• **WHAT YOU NEED TO DO**
Reproduce every record below exactly as written, but leave out any pictures.

= = = = =

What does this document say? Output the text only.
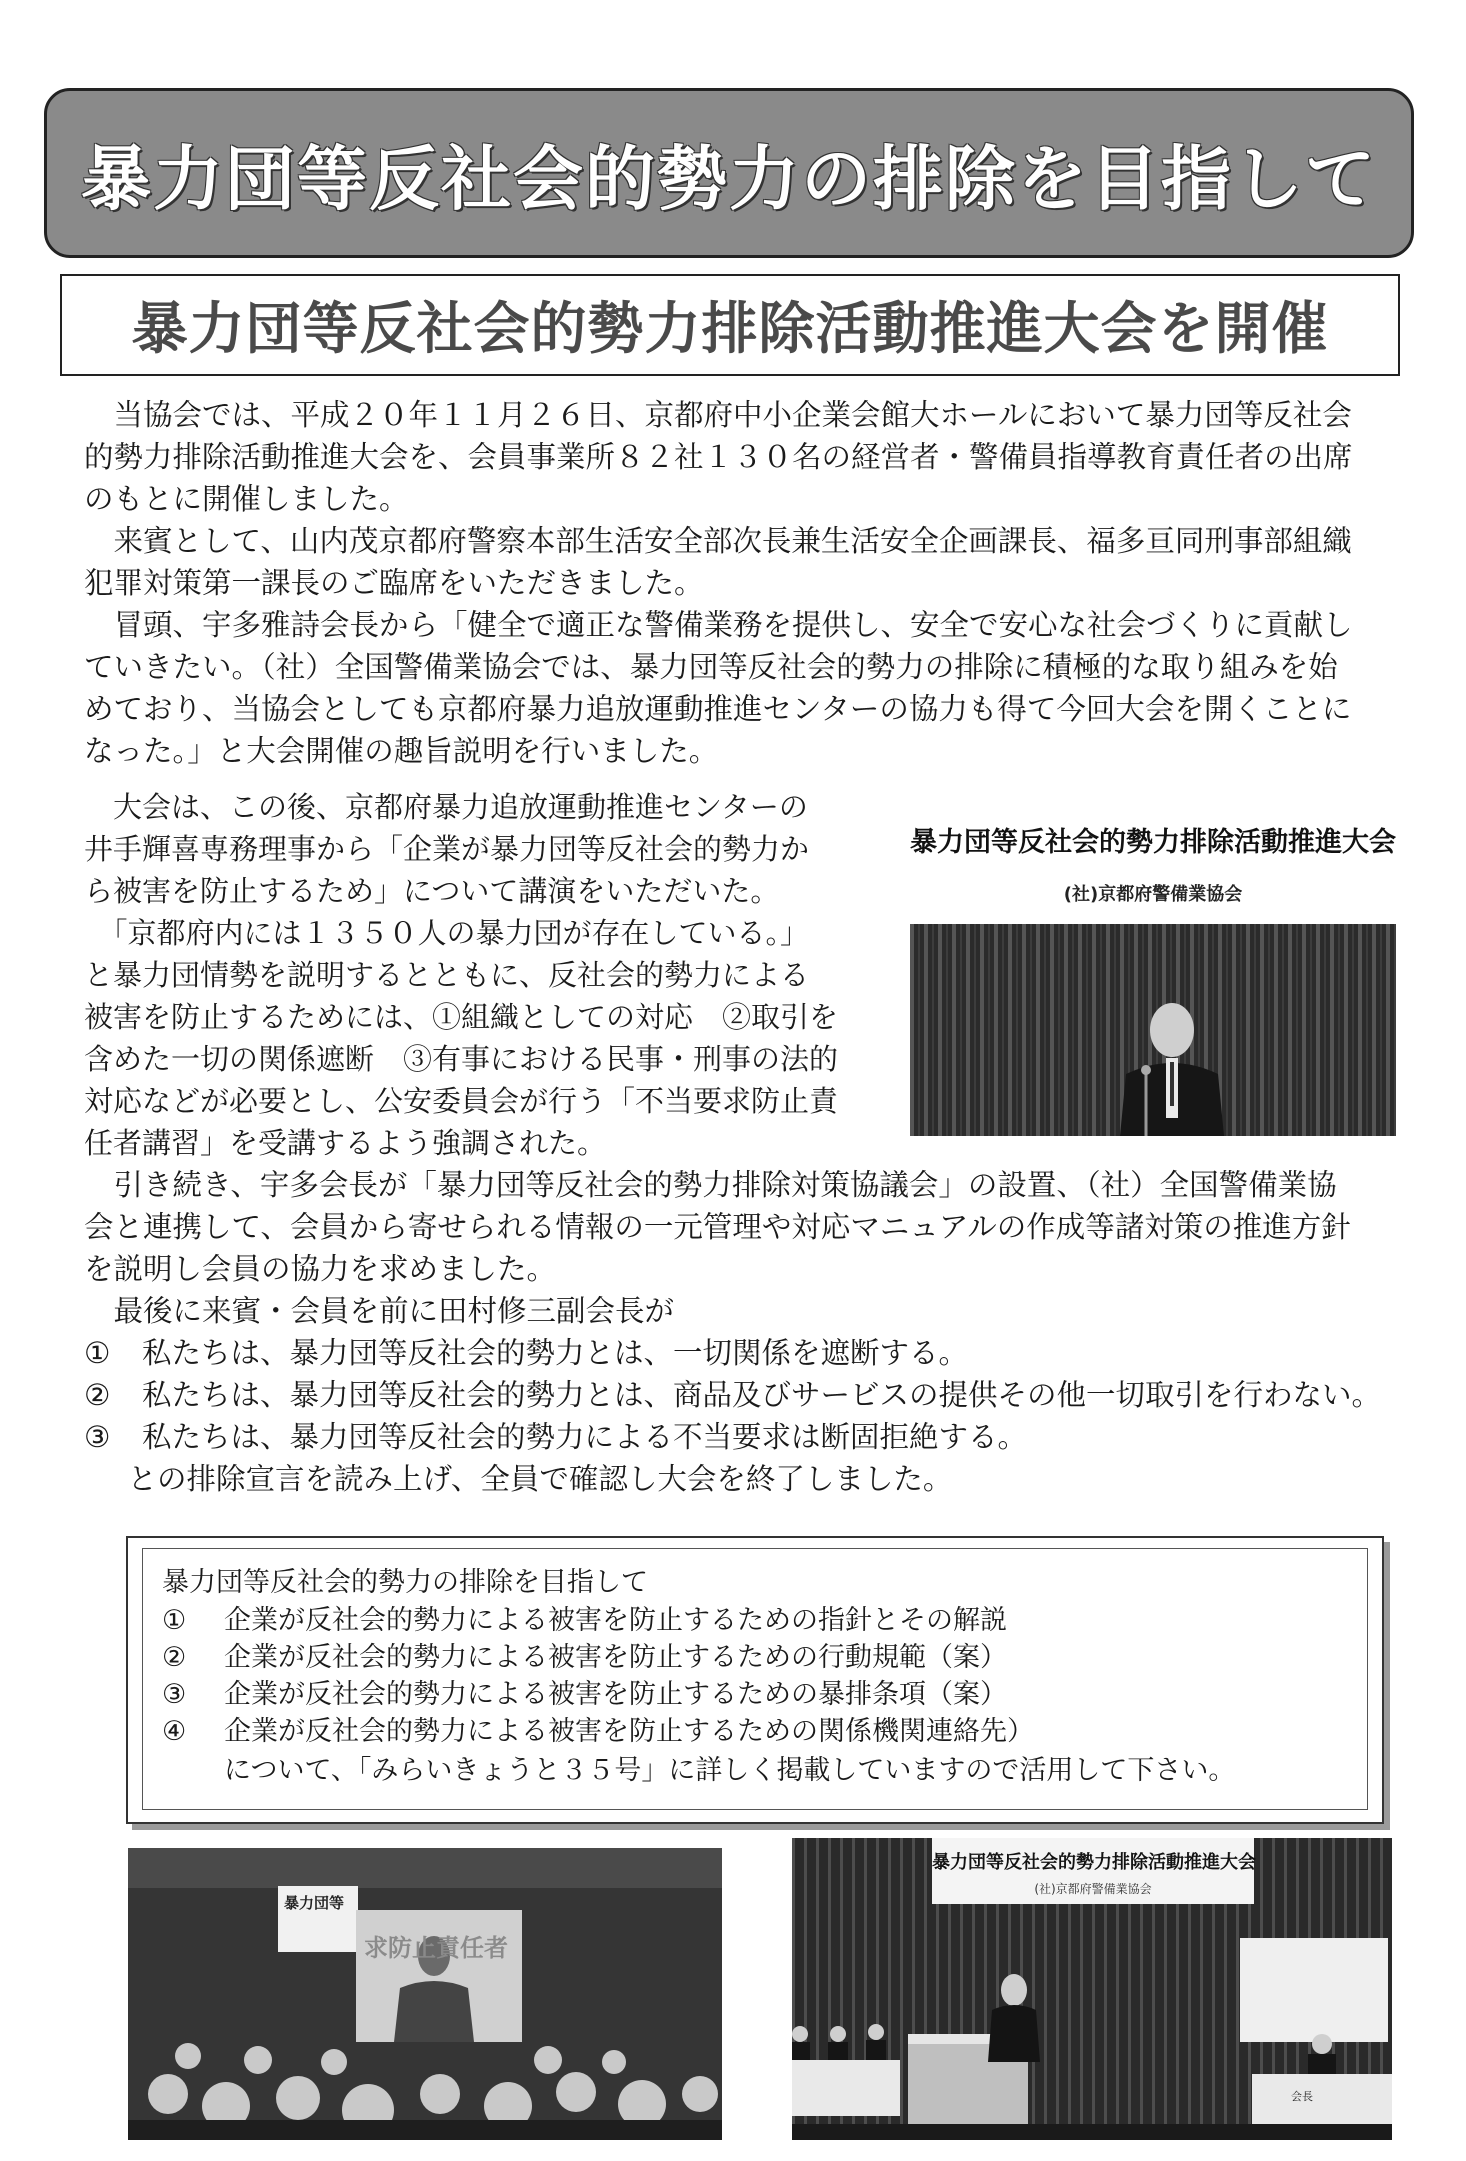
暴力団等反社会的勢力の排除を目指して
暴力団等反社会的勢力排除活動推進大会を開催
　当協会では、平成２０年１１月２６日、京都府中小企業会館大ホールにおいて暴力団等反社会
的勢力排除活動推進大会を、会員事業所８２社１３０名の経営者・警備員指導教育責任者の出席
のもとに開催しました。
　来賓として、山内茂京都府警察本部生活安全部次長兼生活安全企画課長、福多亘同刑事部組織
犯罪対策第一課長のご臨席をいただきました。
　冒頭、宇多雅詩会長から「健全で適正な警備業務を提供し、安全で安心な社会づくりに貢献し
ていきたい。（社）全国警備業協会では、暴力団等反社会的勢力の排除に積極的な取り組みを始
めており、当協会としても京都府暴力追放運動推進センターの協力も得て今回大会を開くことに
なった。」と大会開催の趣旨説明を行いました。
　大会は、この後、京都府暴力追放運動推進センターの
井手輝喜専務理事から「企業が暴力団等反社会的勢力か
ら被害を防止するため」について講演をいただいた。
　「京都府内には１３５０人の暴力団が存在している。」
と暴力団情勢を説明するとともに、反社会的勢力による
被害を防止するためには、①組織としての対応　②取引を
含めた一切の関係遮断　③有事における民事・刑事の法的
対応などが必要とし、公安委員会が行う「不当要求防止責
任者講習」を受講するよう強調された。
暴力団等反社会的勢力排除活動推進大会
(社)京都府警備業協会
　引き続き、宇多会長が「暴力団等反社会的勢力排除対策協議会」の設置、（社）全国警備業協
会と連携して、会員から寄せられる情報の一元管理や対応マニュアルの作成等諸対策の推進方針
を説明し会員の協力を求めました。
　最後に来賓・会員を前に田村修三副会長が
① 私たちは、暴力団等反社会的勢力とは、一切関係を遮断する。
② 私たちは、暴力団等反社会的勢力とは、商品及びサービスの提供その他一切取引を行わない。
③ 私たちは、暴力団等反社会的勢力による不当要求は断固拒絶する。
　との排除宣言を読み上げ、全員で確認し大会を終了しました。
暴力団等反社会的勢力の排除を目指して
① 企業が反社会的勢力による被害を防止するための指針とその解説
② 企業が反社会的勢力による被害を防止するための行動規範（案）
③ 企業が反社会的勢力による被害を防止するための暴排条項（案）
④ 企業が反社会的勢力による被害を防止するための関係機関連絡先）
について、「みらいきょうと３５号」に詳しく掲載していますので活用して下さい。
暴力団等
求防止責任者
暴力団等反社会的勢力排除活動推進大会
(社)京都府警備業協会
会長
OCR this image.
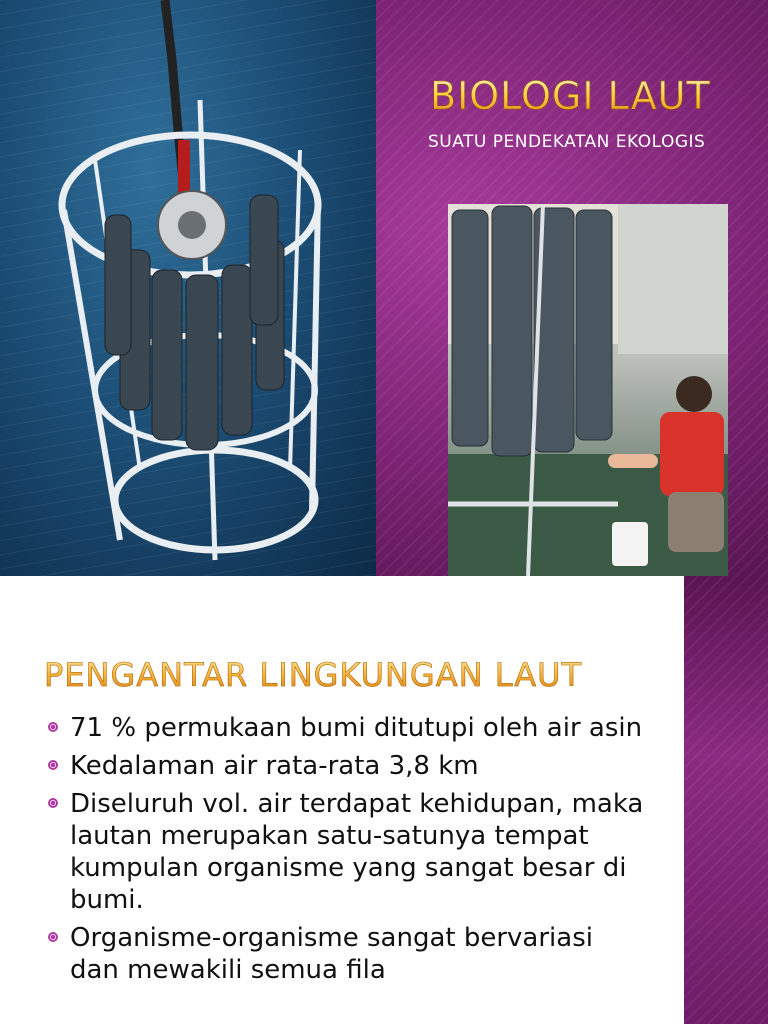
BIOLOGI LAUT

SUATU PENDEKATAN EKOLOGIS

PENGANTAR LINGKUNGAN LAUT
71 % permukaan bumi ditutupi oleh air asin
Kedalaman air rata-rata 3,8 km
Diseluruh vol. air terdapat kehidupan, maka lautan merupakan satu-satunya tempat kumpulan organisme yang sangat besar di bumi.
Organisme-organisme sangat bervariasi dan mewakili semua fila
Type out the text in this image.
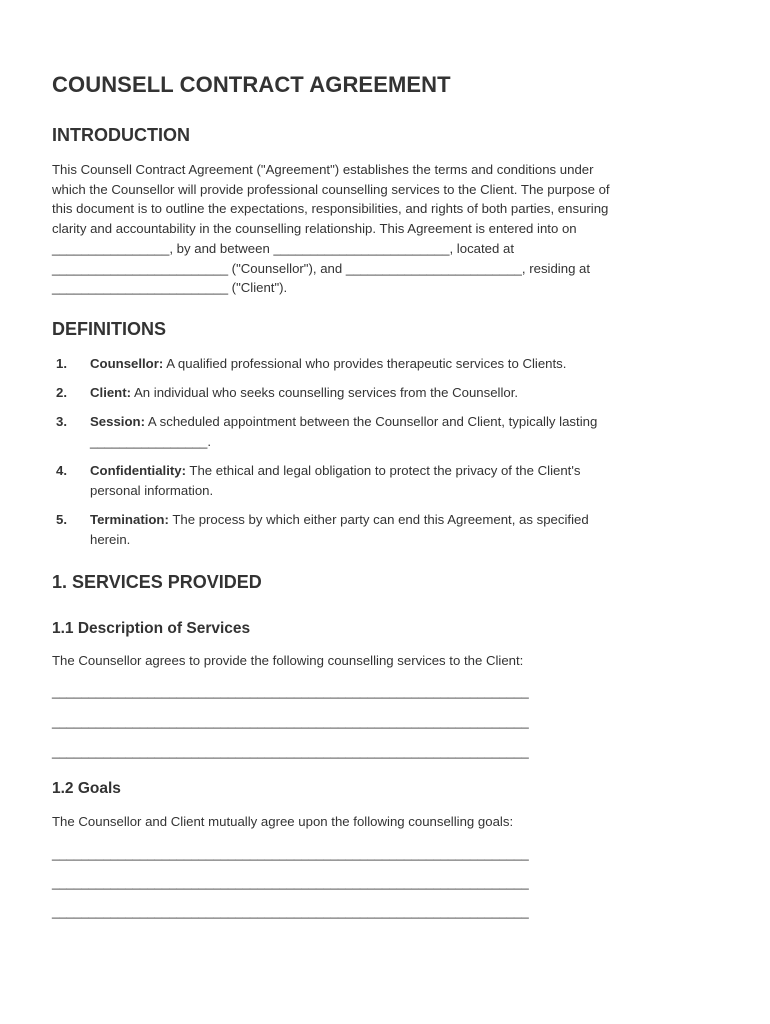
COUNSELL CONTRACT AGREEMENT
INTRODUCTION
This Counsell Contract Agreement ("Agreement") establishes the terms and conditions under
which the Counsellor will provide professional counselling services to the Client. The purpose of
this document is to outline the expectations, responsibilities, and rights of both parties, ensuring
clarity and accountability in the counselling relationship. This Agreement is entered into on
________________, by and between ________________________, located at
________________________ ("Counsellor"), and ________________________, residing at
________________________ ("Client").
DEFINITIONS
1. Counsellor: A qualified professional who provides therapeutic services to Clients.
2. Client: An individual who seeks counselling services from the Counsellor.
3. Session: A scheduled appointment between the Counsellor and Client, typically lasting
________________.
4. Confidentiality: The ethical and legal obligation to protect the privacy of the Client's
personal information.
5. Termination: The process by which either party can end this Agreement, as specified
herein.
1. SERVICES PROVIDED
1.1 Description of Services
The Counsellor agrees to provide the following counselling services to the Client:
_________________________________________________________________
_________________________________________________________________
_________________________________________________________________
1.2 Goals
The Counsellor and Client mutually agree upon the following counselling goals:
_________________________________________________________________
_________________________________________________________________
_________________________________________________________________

= = = = =

• **ANSWER FOR THIS EXERCISE**
What does this document say? Output the text only.
暴力団等反社会的勢力の排除を目指して
暴力団等反社会的勢力排除活動推進大会を開催
　当協会では、平成２０年１１月２６日、京都府中小企業会館大ホールにおいて暴力団等反社会
的勢力排除活動推進大会を、会員事業所８２社１３０名の経営者・警備員指導教育責任者の出席
のもとに開催しました。
　来賓として、山内茂京都府警察本部生活安全部次長兼生活安全企画課長、福多亘同刑事部組織
犯罪対策第一課長のご臨席をいただきました。
　冒頭、宇多雅詩会長から「健全で適正な警備業務を提供し、安全で安心な社会づくりに貢献し
ていきたい。（社）全国警備業協会では、暴力団等反社会的勢力の排除に積極的な取り組みを始
めており、当協会としても京都府暴力追放運動推進センターの協力も得て今回大会を開くことに
なった。」と大会開催の趣旨説明を行いました。
　大会は、この後、京都府暴力追放運動推進センターの
井手輝喜専務理事から「企業が暴力団等反社会的勢力か
ら被害を防止するため」について講演をいただいた。
　「京都府内には１３５０人の暴力団が存在している。」
と暴力団情勢を説明するとともに、反社会的勢力による
被害を防止するためには、①組織としての対応　②取引を
含めた一切の関係遮断　③有事における民事・刑事の法的
対応などが必要とし、公安委員会が行う「不当要求防止責
任者講習」を受講するよう強調された。
暴力団等反社会的勢力排除活動推進大会
(社)京都府警備業協会
　引き続き、宇多会長が「暴力団等反社会的勢力排除対策協議会」の設置、（社）全国警備業協
会と連携して、会員から寄せられる情報の一元管理や対応マニュアルの作成等諸対策の推進方針
を説明し会員の協力を求めました。
　最後に来賓・会員を前に田村修三副会長が
① 私たちは、暴力団等反社会的勢力とは、一切関係を遮断する。
② 私たちは、暴力団等反社会的勢力とは、商品及びサービスの提供その他一切取引を行わない。
③ 私たちは、暴力団等反社会的勢力による不当要求は断固拒絶する。
　との排除宣言を読み上げ、全員で確認し大会を終了しました。
暴力団等反社会的勢力の排除を目指して
① 企業が反社会的勢力による被害を防止するための指針とその解説
② 企業が反社会的勢力による被害を防止するための行動規範（案）
③ 企業が反社会的勢力による被害を防止するための暴排条項（案）
④ 企業が反社会的勢力による被害を防止するための関係機関連絡先）
について、「みらいきょうと３５号」に詳しく掲載していますので活用して下さい。
暴力団等
求防止責任者
暴力団等反社会的勢力排除活動推進大会
(社)京都府警備業協会
会長
OCR this image.
BIOLOGI LAUT

SUATU PENDEKATAN EKOLOGIS

PENGANTAR LINGKUNGAN LAUT
71 % permukaan bumi ditutupi oleh air asin
Kedalaman air rata-rata 3,8 km
Diseluruh vol. air terdapat kehidupan, maka lautan merupakan satu-satunya tempat kumpulan organisme yang sangat besar di bumi.
Organisme-organisme sangat bervariasi dan mewakili semua fila
Type out the text in this image.
COUNSELL CONTRACT AGREEMENT
INTRODUCTION
This Counsell Contract Agreement ("Agreement") establishes the terms and conditions under
which the Counsellor will provide professional counselling services to the Client. The purpose of
this document is to outline the expectations, responsibilities, and rights of both parties, ensuring
clarity and accountability in the counselling relationship. This Agreement is entered into on
________________, by and between ________________________, located at
________________________ ("Counsellor"), and ________________________, residing at
________________________ ("Client").
DEFINITIONS
1. Counsellor: A qualified professional who provides therapeutic services to Clients.
2. Client: An individual who seeks counselling services from the Counsellor.
3. Session: A scheduled appointment between the Counsellor and Client, typically lasting
________________.
4. Confidentiality: The ethical and legal obligation to protect the privacy of the Client's
personal information.
5. Termination: The process by which either party can end this Agreement, as specified
herein.
1. SERVICES PROVIDED
1.1 Description of Services
The Counsellor agrees to provide the following counselling services to the Client:
_________________________________________________________________
_________________________________________________________________
_________________________________________________________________
1.2 Goals
The Counsellor and Client mutually agree upon the following counselling goals:
_________________________________________________________________
_________________________________________________________________
_________________________________________________________________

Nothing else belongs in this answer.